## Set task
Below are entries to be transcribed exactly; exclude the pictures from the copy.

## Raw records
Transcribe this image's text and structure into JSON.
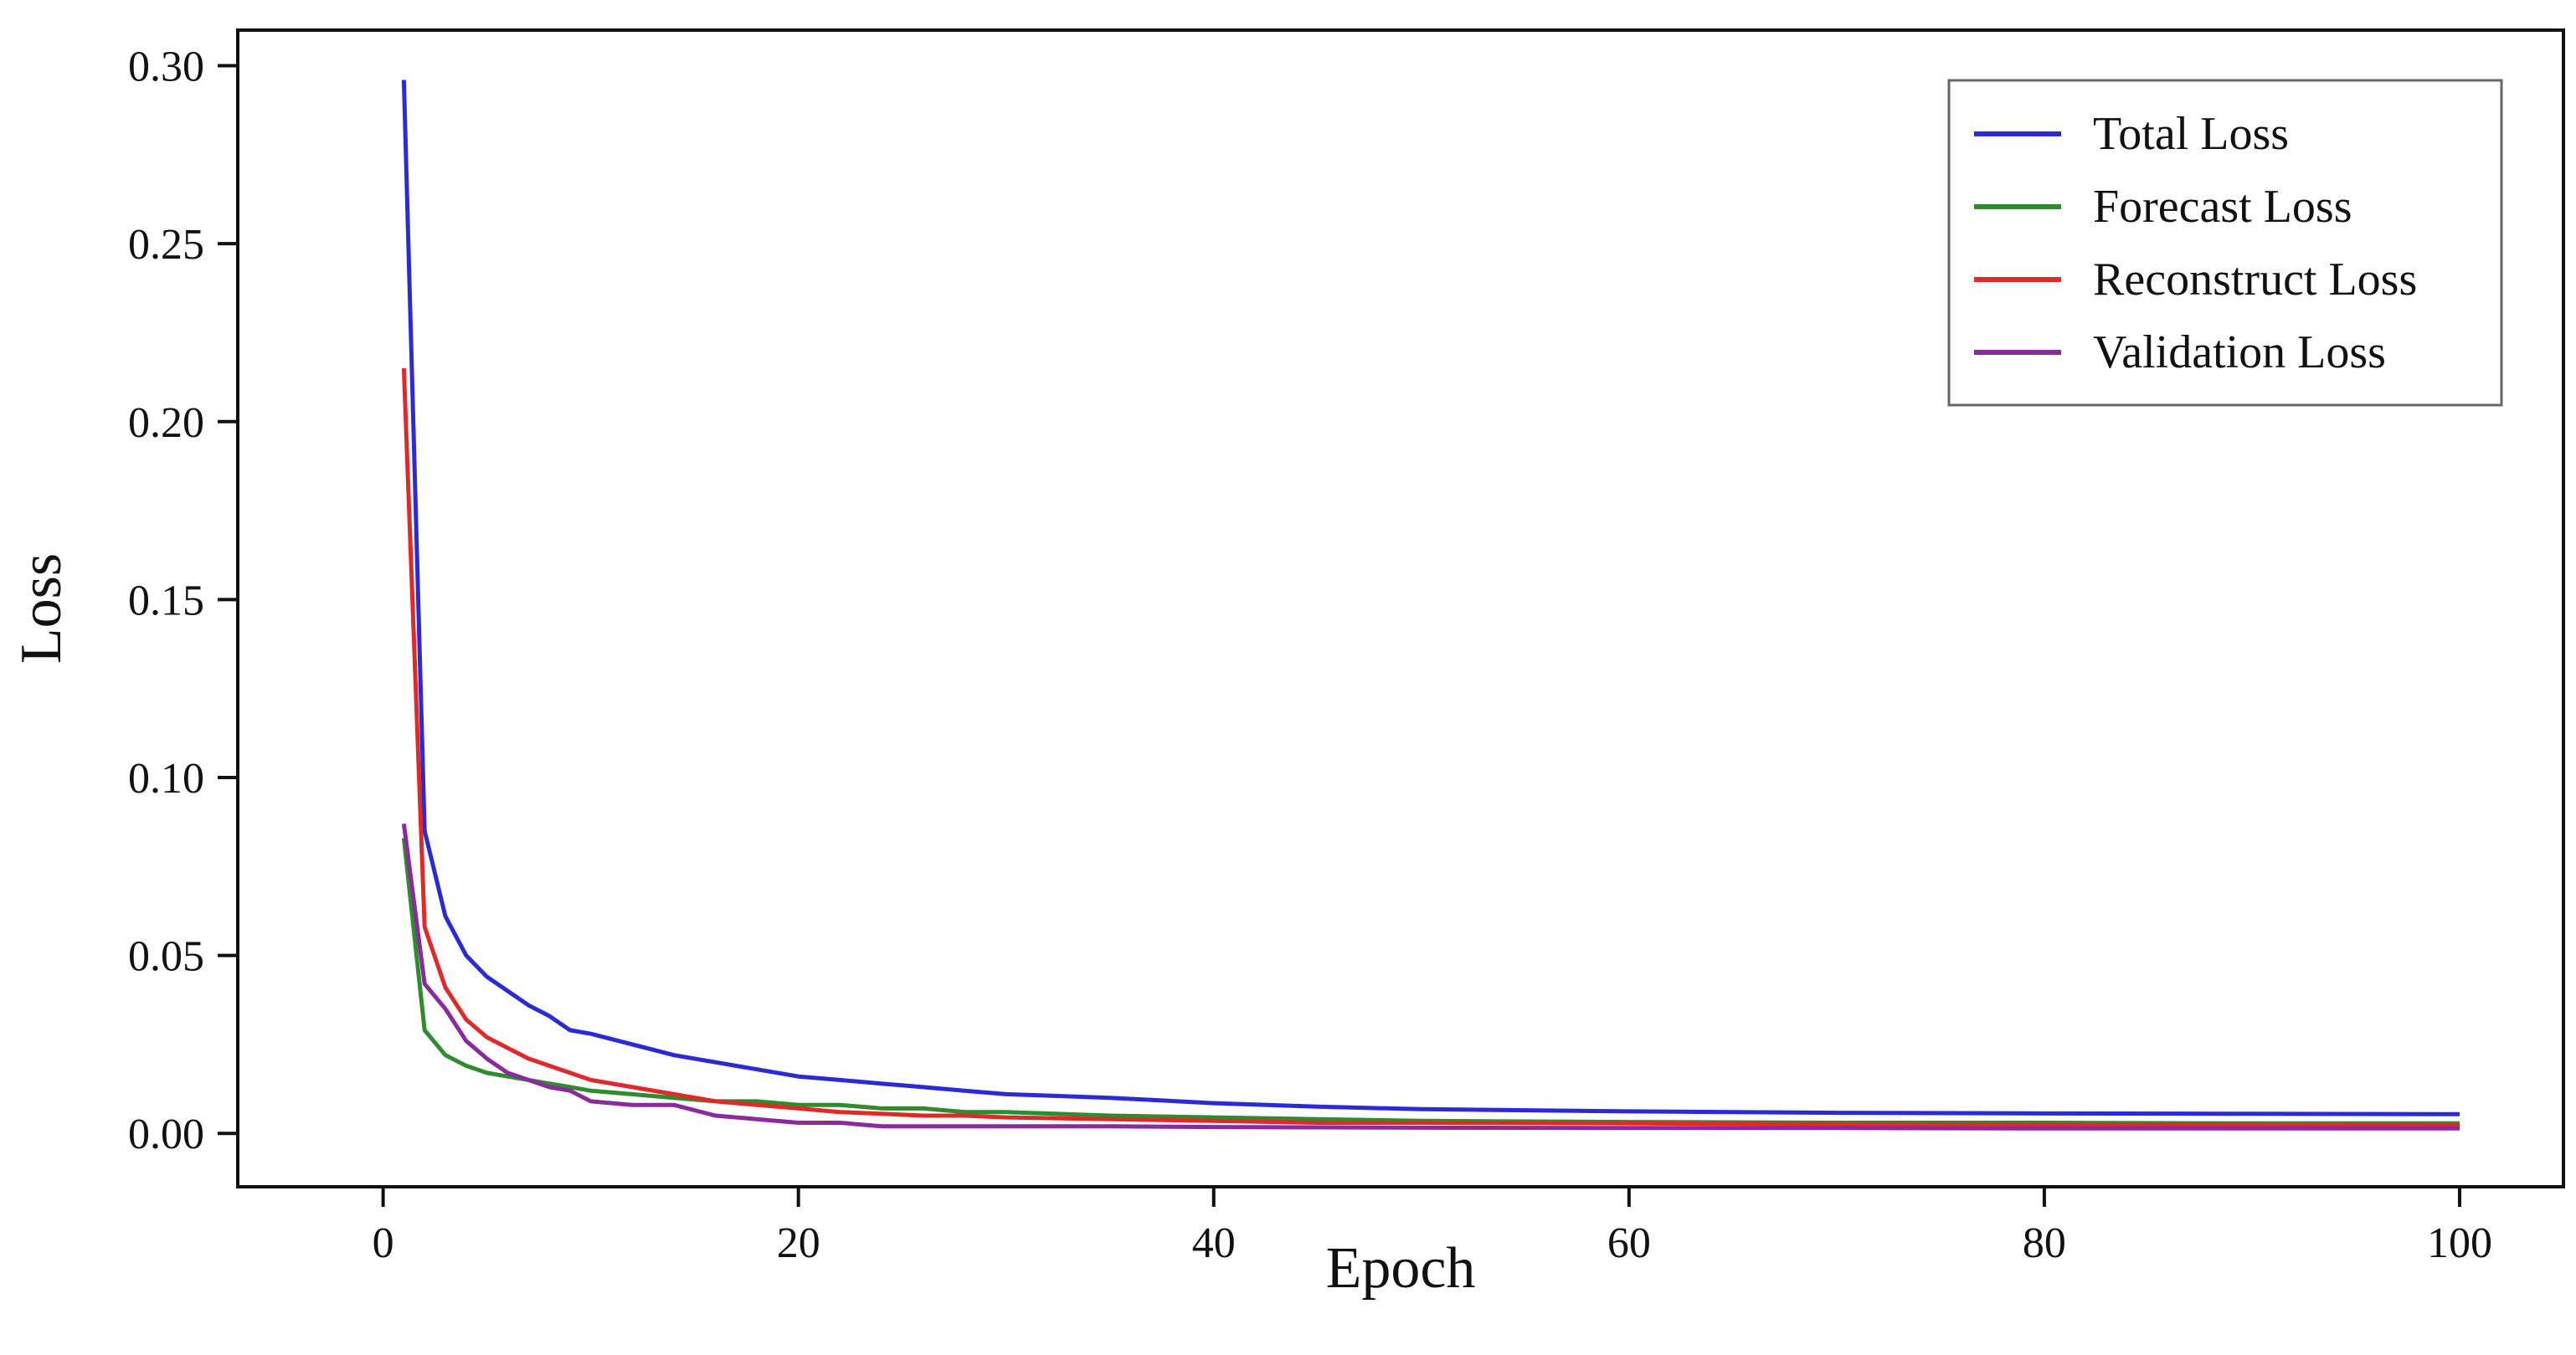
{
  "chart_data": {
    "type": "line",
    "xlabel": "Epoch",
    "ylabel": "Loss",
    "xlim": [
      -7,
      105
    ],
    "ylim": [
      -0.015,
      0.31
    ],
    "xticks": [
      0,
      20,
      40,
      60,
      80,
      100
    ],
    "yticks": [
      0.0,
      0.05,
      0.1,
      0.15,
      0.2,
      0.25,
      0.3
    ],
    "xtick_labels": [
      "0",
      "20",
      "40",
      "60",
      "80",
      "100"
    ],
    "ytick_labels": [
      "0.00",
      "0.05",
      "0.10",
      "0.15",
      "0.20",
      "0.25",
      "0.30"
    ],
    "grid": false,
    "legend_position": "top-right",
    "x": [
      1,
      2,
      3,
      4,
      5,
      6,
      7,
      8,
      9,
      10,
      12,
      14,
      16,
      18,
      20,
      22,
      24,
      26,
      28,
      30,
      35,
      40,
      45,
      50,
      60,
      70,
      80,
      90,
      100
    ],
    "series": [
      {
        "name": "Total Loss",
        "color": "#2b2bd6",
        "values": [
          0.296,
          0.085,
          0.061,
          0.05,
          0.044,
          0.04,
          0.036,
          0.033,
          0.029,
          0.028,
          0.025,
          0.022,
          0.02,
          0.018,
          0.016,
          0.015,
          0.014,
          0.013,
          0.012,
          0.011,
          0.01,
          0.0085,
          0.0075,
          0.0068,
          0.0062,
          0.0058,
          0.0056,
          0.0055,
          0.0054
        ]
      },
      {
        "name": "Forecast Loss",
        "color": "#2e8b2e",
        "values": [
          0.083,
          0.029,
          0.022,
          0.019,
          0.017,
          0.016,
          0.015,
          0.014,
          0.013,
          0.012,
          0.011,
          0.01,
          0.009,
          0.009,
          0.008,
          0.008,
          0.007,
          0.007,
          0.006,
          0.006,
          0.005,
          0.0045,
          0.004,
          0.0035,
          0.0032,
          0.003,
          0.003,
          0.0028,
          0.0028
        ]
      },
      {
        "name": "Reconstruct Loss",
        "color": "#e02a2a",
        "values": [
          0.215,
          0.058,
          0.041,
          0.032,
          0.027,
          0.024,
          0.021,
          0.019,
          0.017,
          0.015,
          0.013,
          0.011,
          0.009,
          0.008,
          0.007,
          0.006,
          0.0055,
          0.005,
          0.005,
          0.0045,
          0.004,
          0.0035,
          0.003,
          0.003,
          0.0028,
          0.0026,
          0.0025,
          0.0024,
          0.0023
        ]
      },
      {
        "name": "Validation Loss",
        "color": "#8b2a9e",
        "values": [
          0.087,
          0.042,
          0.035,
          0.026,
          0.021,
          0.017,
          0.015,
          0.013,
          0.012,
          0.009,
          0.008,
          0.008,
          0.005,
          0.004,
          0.003,
          0.003,
          0.002,
          0.002,
          0.002,
          0.002,
          0.002,
          0.0018,
          0.0017,
          0.0016,
          0.0015,
          0.0015,
          0.0014,
          0.0014,
          0.0014
        ]
      }
    ]
  }
}
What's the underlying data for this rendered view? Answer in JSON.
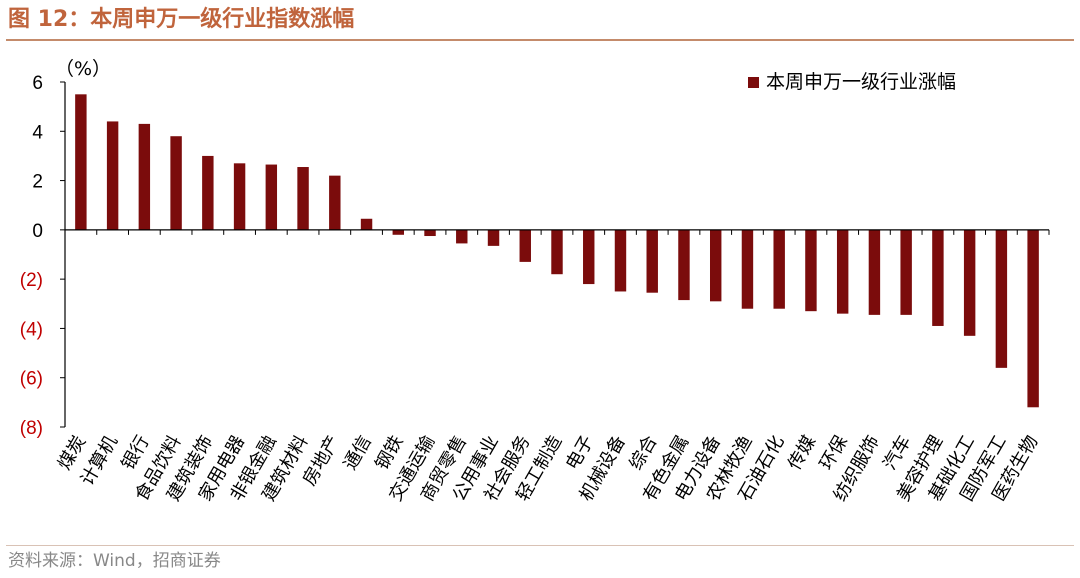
{
  "title": "图 12：本周申万一级行业指数涨幅",
  "source": "资料来源：Wind，招商证券",
  "colors": {
    "bar": "#7b0c0c",
    "negative_tick": "#c00000",
    "axis": "#000000",
    "accent": "#c0643c"
  },
  "chart_data": {
    "type": "bar",
    "title": "图 12：本周申万一级行业指数涨幅",
    "ylabel": "（%）",
    "ylim": [
      -8,
      6
    ],
    "ytick_labels": [
      "6",
      "4",
      "2",
      "0",
      "(2)",
      "(4)",
      "(6)",
      "(8)"
    ],
    "ytick_values": [
      6,
      4,
      2,
      0,
      -2,
      -4,
      -6,
      -8
    ],
    "legend_position": "top-right",
    "grid": false,
    "categories": [
      "煤炭",
      "计算机",
      "银行",
      "食品饮料",
      "建筑装饰",
      "家用电器",
      "非银金融",
      "建筑材料",
      "房地产",
      "通信",
      "钢铁",
      "交通运输",
      "商贸零售",
      "公用事业",
      "社会服务",
      "轻工制造",
      "电子",
      "机械设备",
      "综合",
      "有色金属",
      "电力设备",
      "农林牧渔",
      "石油石化",
      "传媒",
      "环保",
      "纺织服饰",
      "汽车",
      "美容护理",
      "基础化工",
      "国防军工",
      "医药生物"
    ],
    "series": [
      {
        "name": "本周申万一级行业涨幅",
        "values": [
          5.5,
          4.4,
          4.3,
          3.8,
          3.0,
          2.7,
          2.65,
          2.55,
          2.2,
          0.45,
          -0.2,
          -0.25,
          -0.55,
          -0.65,
          -1.3,
          -1.8,
          -2.2,
          -2.5,
          -2.55,
          -2.85,
          -2.9,
          -3.2,
          -3.2,
          -3.3,
          -3.4,
          -3.45,
          -3.45,
          -3.9,
          -4.3,
          -5.6,
          -7.2
        ]
      }
    ]
  }
}
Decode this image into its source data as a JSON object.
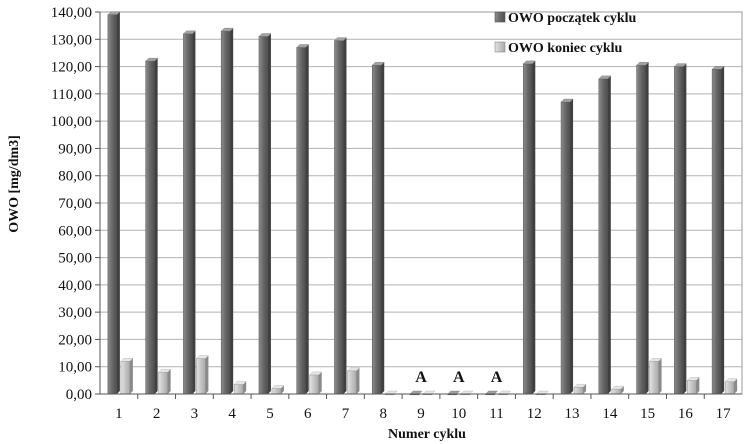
{
  "chart_data": {
    "type": "bar",
    "title": "",
    "xlabel": "Numer cyklu",
    "ylabel": "OWO [mg/dm3]",
    "categories": [
      "1",
      "2",
      "3",
      "4",
      "5",
      "6",
      "7",
      "8",
      "9",
      "10",
      "11",
      "12",
      "13",
      "14",
      "15",
      "16",
      "17"
    ],
    "y_ticks": [
      "0,00",
      "10,00",
      "20,00",
      "30,00",
      "40,00",
      "50,00",
      "60,00",
      "70,00",
      "80,00",
      "90,00",
      "100,00",
      "110,00",
      "120,00",
      "130,00",
      "140,00"
    ],
    "ylim": [
      0,
      140
    ],
    "grid": true,
    "legend_position": "top-right",
    "series": [
      {
        "name": "OWO początek cyklu",
        "color": "#6e6e6e",
        "values": [
          139.0,
          122.0,
          132.0,
          133.0,
          131.0,
          127.0,
          129.5,
          120.5,
          0.0,
          0.0,
          0.0,
          121.0,
          107.0,
          115.5,
          120.5,
          120.0,
          119.0
        ]
      },
      {
        "name": "OWO koniec cyklu",
        "color": "#c9c9c9",
        "values": [
          12.0,
          8.0,
          13.0,
          3.5,
          2.0,
          7.0,
          8.5,
          0.0,
          0.0,
          0.0,
          0.0,
          0.0,
          2.5,
          1.8,
          12.0,
          5.0,
          4.5
        ]
      }
    ],
    "annotations": [
      {
        "category": "9",
        "text": "A"
      },
      {
        "category": "10",
        "text": "A"
      },
      {
        "category": "11",
        "text": "A"
      }
    ]
  }
}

## Reply
Transcribe this image's text and structure into JSON.
{
  "chart_data": {
    "type": "line",
    "xlabel": "Epoch",
    "ylabel": "Loss",
    "xlim": [
      -7,
      105
    ],
    "ylim": [
      -0.015,
      0.31
    ],
    "xticks": [
      0,
      20,
      40,
      60,
      80,
      100
    ],
    "yticks": [
      0.0,
      0.05,
      0.1,
      0.15,
      0.2,
      0.25,
      0.3
    ],
    "xtick_labels": [
      "0",
      "20",
      "40",
      "60",
      "80",
      "100"
    ],
    "ytick_labels": [
      "0.00",
      "0.05",
      "0.10",
      "0.15",
      "0.20",
      "0.25",
      "0.30"
    ],
    "grid": false,
    "legend_position": "top-right",
    "x": [
      1,
      2,
      3,
      4,
      5,
      6,
      7,
      8,
      9,
      10,
      12,
      14,
      16,
      18,
      20,
      22,
      24,
      26,
      28,
      30,
      35,
      40,
      45,
      50,
      60,
      70,
      80,
      90,
      100
    ],
    "series": [
      {
        "name": "Total Loss",
        "color": "#2b2bd6",
        "values": [
          0.296,
          0.085,
          0.061,
          0.05,
          0.044,
          0.04,
          0.036,
          0.033,
          0.029,
          0.028,
          0.025,
          0.022,
          0.02,
          0.018,
          0.016,
          0.015,
          0.014,
          0.013,
          0.012,
          0.011,
          0.01,
          0.0085,
          0.0075,
          0.0068,
          0.0062,
          0.0058,
          0.0056,
          0.0055,
          0.0054
        ]
      },
      {
        "name": "Forecast Loss",
        "color": "#2e8b2e",
        "values": [
          0.083,
          0.029,
          0.022,
          0.019,
          0.017,
          0.016,
          0.015,
          0.014,
          0.013,
          0.012,
          0.011,
          0.01,
          0.009,
          0.009,
          0.008,
          0.008,
          0.007,
          0.007,
          0.006,
          0.006,
          0.005,
          0.0045,
          0.004,
          0.0035,
          0.0032,
          0.003,
          0.003,
          0.0028,
          0.0028
        ]
      },
      {
        "name": "Reconstruct Loss",
        "color": "#e02a2a",
        "values": [
          0.215,
          0.058,
          0.041,
          0.032,
          0.027,
          0.024,
          0.021,
          0.019,
          0.017,
          0.015,
          0.013,
          0.011,
          0.009,
          0.008,
          0.007,
          0.006,
          0.0055,
          0.005,
          0.005,
          0.0045,
          0.004,
          0.0035,
          0.003,
          0.003,
          0.0028,
          0.0026,
          0.0025,
          0.0024,
          0.0023
        ]
      },
      {
        "name": "Validation Loss",
        "color": "#8b2a9e",
        "values": [
          0.087,
          0.042,
          0.035,
          0.026,
          0.021,
          0.017,
          0.015,
          0.013,
          0.012,
          0.009,
          0.008,
          0.008,
          0.005,
          0.004,
          0.003,
          0.003,
          0.002,
          0.002,
          0.002,
          0.002,
          0.002,
          0.0018,
          0.0017,
          0.0016,
          0.0015,
          0.0015,
          0.0014,
          0.0014,
          0.0014
        ]
      }
    ]
  }
}
What's the underlying data for this rendered view? Answer in JSON.
{
  "title": "图 12：本周申万一级行业指数涨幅",
  "source": "资料来源：Wind，招商证券",
  "colors": {
    "bar": "#7b0c0c",
    "negative_tick": "#c00000",
    "axis": "#000000",
    "accent": "#c0643c"
  },
  "chart_data": {
    "type": "bar",
    "title": "图 12：本周申万一级行业指数涨幅",
    "ylabel": "（%）",
    "ylim": [
      -8,
      6
    ],
    "ytick_labels": [
      "6",
      "4",
      "2",
      "0",
      "(2)",
      "(4)",
      "(6)",
      "(8)"
    ],
    "ytick_values": [
      6,
      4,
      2,
      0,
      -2,
      -4,
      -6,
      -8
    ],
    "legend_position": "top-right",
    "grid": false,
    "categories": [
      "煤炭",
      "计算机",
      "银行",
      "食品饮料",
      "建筑装饰",
      "家用电器",
      "非银金融",
      "建筑材料",
      "房地产",
      "通信",
      "钢铁",
      "交通运输",
      "商贸零售",
      "公用事业",
      "社会服务",
      "轻工制造",
      "电子",
      "机械设备",
      "综合",
      "有色金属",
      "电力设备",
      "农林牧渔",
      "石油石化",
      "传媒",
      "环保",
      "纺织服饰",
      "汽车",
      "美容护理",
      "基础化工",
      "国防军工",
      "医药生物"
    ],
    "series": [
      {
        "name": "本周申万一级行业涨幅",
        "values": [
          5.5,
          4.4,
          4.3,
          3.8,
          3.0,
          2.7,
          2.65,
          2.55,
          2.2,
          0.45,
          -0.2,
          -0.25,
          -0.55,
          -0.65,
          -1.3,
          -1.8,
          -2.2,
          -2.5,
          -2.55,
          -2.85,
          -2.9,
          -3.2,
          -3.2,
          -3.3,
          -3.4,
          -3.45,
          -3.45,
          -3.9,
          -4.3,
          -5.6,
          -7.2
        ]
      }
    ]
  }
}
Decode this image into its source data as a JSON object.
{
  "chart_data": {
    "type": "bar",
    "title": "",
    "xlabel": "Numer cyklu",
    "ylabel": "OWO [mg/dm3]",
    "categories": [
      "1",
      "2",
      "3",
      "4",
      "5",
      "6",
      "7",
      "8",
      "9",
      "10",
      "11",
      "12",
      "13",
      "14",
      "15",
      "16",
      "17"
    ],
    "y_ticks": [
      "0,00",
      "10,00",
      "20,00",
      "30,00",
      "40,00",
      "50,00",
      "60,00",
      "70,00",
      "80,00",
      "90,00",
      "100,00",
      "110,00",
      "120,00",
      "130,00",
      "140,00"
    ],
    "ylim": [
      0,
      140
    ],
    "grid": true,
    "legend_position": "top-right",
    "series": [
      {
        "name": "OWO początek cyklu",
        "color": "#6e6e6e",
        "values": [
          139.0,
          122.0,
          132.0,
          133.0,
          131.0,
          127.0,
          129.5,
          120.5,
          0.0,
          0.0,
          0.0,
          121.0,
          107.0,
          115.5,
          120.5,
          120.0,
          119.0
        ]
      },
      {
        "name": "OWO koniec cyklu",
        "color": "#c9c9c9",
        "values": [
          12.0,
          8.0,
          13.0,
          3.5,
          2.0,
          7.0,
          8.5,
          0.0,
          0.0,
          0.0,
          0.0,
          0.0,
          2.5,
          1.8,
          12.0,
          5.0,
          4.5
        ]
      }
    ],
    "annotations": [
      {
        "category": "9",
        "text": "A"
      },
      {
        "category": "10",
        "text": "A"
      },
      {
        "category": "11",
        "text": "A"
      }
    ]
  }
}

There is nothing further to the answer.